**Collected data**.
┌──

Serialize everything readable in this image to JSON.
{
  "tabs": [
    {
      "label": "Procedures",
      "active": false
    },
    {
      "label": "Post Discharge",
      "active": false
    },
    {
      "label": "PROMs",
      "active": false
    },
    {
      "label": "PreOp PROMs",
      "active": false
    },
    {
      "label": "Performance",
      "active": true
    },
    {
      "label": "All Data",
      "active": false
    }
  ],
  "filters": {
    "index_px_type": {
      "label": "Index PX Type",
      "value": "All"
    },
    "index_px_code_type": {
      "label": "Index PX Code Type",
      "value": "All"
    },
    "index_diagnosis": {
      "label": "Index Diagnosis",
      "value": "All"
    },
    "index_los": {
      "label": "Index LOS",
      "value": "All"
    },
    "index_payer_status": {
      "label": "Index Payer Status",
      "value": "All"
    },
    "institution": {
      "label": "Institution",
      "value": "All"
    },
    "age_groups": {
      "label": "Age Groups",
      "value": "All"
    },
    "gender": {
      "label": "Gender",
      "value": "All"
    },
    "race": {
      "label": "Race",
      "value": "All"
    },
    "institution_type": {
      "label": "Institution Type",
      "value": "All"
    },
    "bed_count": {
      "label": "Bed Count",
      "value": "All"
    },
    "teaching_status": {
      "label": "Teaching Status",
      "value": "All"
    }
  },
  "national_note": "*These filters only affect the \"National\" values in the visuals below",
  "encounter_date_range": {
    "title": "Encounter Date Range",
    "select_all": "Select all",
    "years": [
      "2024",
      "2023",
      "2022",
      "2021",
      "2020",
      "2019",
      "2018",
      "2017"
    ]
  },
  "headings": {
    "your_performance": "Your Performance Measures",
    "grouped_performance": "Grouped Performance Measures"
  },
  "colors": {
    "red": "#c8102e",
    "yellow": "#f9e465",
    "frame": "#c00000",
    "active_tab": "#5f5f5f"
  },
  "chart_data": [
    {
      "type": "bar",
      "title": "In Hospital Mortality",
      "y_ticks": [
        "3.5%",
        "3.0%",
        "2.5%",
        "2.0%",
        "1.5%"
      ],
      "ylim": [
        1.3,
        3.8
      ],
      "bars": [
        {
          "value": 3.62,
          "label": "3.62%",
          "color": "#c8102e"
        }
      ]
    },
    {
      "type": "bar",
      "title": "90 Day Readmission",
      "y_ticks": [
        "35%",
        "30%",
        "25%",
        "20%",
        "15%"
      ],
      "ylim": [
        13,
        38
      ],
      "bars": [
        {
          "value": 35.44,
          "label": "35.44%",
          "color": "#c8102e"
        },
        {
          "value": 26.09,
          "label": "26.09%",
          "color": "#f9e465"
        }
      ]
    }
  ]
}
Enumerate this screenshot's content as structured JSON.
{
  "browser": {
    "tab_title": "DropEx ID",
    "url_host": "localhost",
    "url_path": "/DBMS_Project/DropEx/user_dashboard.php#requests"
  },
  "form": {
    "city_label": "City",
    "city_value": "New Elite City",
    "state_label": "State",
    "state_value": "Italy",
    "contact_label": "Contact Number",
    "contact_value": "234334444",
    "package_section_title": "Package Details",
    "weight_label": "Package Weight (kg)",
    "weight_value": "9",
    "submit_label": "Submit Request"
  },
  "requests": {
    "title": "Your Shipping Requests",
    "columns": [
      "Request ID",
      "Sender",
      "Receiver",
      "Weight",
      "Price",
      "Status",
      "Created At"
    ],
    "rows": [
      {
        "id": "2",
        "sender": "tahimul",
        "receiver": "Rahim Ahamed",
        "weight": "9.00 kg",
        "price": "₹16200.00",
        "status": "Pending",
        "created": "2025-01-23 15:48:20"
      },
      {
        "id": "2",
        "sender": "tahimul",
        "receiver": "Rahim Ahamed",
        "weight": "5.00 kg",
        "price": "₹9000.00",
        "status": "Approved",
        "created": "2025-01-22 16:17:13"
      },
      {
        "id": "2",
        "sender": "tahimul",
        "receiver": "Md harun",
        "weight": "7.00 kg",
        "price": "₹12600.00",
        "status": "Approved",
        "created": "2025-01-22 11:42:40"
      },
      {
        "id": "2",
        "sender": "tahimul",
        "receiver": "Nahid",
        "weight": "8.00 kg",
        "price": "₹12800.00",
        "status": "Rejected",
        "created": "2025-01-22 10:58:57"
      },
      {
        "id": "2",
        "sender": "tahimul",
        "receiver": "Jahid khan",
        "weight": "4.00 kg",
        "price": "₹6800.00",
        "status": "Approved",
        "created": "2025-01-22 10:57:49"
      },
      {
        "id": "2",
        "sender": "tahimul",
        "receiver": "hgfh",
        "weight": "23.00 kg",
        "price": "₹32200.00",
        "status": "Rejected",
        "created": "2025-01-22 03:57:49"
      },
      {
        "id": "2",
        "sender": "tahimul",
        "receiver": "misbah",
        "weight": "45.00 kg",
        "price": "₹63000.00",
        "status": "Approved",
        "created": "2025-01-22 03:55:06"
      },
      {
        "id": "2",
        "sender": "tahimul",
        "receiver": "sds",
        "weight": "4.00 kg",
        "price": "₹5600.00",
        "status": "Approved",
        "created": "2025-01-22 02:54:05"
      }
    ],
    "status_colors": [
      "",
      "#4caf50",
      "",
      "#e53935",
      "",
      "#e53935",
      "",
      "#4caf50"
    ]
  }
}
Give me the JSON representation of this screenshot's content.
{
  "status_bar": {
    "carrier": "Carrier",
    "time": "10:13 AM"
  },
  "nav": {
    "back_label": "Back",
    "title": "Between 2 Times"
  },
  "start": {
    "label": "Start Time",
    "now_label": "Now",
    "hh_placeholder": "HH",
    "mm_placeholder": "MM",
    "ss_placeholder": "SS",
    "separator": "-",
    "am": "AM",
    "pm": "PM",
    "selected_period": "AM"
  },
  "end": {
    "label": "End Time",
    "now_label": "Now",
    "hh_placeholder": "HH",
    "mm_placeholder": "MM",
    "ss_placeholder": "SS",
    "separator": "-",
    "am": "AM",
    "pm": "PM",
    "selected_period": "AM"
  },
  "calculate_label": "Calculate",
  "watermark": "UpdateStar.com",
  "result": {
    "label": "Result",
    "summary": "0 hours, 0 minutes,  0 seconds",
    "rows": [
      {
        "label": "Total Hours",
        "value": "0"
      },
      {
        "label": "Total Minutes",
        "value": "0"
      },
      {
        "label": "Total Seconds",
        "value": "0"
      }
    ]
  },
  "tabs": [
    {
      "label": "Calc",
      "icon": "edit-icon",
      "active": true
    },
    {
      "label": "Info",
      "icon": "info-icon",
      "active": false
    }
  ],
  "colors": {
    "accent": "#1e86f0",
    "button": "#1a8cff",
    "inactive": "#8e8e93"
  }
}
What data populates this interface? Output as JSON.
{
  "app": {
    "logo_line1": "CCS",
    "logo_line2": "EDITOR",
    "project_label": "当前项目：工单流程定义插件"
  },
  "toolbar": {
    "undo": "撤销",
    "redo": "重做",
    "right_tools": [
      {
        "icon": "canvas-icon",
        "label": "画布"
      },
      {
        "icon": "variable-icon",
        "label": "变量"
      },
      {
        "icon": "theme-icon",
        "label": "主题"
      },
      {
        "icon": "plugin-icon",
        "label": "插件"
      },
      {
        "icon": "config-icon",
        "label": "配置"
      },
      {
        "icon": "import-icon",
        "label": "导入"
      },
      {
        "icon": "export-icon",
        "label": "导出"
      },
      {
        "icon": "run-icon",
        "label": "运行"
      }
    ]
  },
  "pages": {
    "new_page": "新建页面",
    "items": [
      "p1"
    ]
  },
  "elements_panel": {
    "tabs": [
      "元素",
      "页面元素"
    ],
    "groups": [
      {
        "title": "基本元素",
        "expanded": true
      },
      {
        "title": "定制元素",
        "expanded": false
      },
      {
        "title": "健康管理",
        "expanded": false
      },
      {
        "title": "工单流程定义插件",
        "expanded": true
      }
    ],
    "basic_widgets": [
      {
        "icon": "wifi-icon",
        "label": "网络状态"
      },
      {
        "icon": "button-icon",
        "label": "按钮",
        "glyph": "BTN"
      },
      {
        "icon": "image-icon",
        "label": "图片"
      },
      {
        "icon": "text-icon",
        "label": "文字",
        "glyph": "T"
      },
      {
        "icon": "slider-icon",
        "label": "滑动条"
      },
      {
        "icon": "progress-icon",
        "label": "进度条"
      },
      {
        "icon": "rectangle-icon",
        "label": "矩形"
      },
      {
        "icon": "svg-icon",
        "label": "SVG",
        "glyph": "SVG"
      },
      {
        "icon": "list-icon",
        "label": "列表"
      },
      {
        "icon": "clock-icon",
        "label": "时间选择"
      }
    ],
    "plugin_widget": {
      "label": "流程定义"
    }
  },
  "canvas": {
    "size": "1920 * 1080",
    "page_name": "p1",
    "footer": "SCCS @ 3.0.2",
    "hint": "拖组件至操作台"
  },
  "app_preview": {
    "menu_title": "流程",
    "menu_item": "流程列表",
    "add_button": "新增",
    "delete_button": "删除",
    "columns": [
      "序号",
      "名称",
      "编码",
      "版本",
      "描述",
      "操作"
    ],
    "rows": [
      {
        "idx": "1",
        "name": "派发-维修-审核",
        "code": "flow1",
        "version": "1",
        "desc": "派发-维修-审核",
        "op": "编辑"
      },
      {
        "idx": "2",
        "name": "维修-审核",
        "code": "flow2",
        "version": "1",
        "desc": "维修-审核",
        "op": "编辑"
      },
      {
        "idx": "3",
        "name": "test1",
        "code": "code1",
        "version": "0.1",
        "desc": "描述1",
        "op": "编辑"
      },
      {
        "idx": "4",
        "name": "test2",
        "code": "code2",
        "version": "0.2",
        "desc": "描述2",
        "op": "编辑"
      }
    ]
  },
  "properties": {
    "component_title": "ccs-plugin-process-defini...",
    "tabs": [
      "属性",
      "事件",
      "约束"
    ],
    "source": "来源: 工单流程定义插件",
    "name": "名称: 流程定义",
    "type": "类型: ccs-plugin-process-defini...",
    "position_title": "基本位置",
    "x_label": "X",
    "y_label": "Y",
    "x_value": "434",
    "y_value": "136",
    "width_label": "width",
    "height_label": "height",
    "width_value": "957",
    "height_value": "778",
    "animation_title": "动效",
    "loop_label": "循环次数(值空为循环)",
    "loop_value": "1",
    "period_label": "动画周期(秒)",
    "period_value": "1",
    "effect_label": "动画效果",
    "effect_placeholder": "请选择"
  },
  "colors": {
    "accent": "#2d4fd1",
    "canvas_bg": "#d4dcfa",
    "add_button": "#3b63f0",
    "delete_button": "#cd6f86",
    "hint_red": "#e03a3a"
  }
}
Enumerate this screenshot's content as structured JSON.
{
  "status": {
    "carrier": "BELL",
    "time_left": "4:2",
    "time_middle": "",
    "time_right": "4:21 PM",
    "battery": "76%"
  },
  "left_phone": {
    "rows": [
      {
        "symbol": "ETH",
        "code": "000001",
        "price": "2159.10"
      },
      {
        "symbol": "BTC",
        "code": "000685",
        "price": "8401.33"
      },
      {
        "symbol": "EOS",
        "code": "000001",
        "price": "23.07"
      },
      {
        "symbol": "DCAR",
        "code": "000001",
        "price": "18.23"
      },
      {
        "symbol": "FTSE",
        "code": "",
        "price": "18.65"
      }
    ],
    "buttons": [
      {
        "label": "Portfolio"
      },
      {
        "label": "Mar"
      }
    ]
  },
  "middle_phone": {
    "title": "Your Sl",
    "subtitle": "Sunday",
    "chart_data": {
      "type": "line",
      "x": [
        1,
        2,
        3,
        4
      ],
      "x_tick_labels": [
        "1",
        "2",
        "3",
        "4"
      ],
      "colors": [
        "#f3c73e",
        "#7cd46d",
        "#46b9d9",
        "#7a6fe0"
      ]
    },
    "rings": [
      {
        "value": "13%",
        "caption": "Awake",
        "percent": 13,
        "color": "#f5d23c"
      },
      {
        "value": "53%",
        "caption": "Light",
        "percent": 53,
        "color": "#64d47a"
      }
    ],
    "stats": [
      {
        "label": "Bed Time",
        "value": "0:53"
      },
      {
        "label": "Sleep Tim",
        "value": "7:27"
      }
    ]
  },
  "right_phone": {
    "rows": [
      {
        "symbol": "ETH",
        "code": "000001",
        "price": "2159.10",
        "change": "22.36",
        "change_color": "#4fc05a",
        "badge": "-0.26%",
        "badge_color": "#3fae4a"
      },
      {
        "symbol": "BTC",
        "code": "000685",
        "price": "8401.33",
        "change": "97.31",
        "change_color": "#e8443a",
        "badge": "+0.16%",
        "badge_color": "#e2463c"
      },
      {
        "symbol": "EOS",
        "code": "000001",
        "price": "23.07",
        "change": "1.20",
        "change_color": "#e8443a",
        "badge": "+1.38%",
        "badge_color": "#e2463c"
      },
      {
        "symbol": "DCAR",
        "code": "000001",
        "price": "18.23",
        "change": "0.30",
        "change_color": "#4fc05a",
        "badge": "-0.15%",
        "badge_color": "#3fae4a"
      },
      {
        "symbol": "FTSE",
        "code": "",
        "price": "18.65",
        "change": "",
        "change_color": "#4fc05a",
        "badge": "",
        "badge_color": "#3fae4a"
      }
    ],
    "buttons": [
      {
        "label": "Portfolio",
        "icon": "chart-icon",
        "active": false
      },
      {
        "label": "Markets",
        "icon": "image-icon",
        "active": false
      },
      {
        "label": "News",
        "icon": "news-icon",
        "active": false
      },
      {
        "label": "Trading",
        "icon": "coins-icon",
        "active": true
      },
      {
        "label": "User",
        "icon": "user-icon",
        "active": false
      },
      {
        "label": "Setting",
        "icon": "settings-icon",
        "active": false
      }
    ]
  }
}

└──

**Given request**.
Among the lines of the data, identify those with the word "Measures". Copy each of them.

**Written response**.
    "your_performance": "Your Performance Measures",
    "grouped_performance": "Grouped Performance Measures"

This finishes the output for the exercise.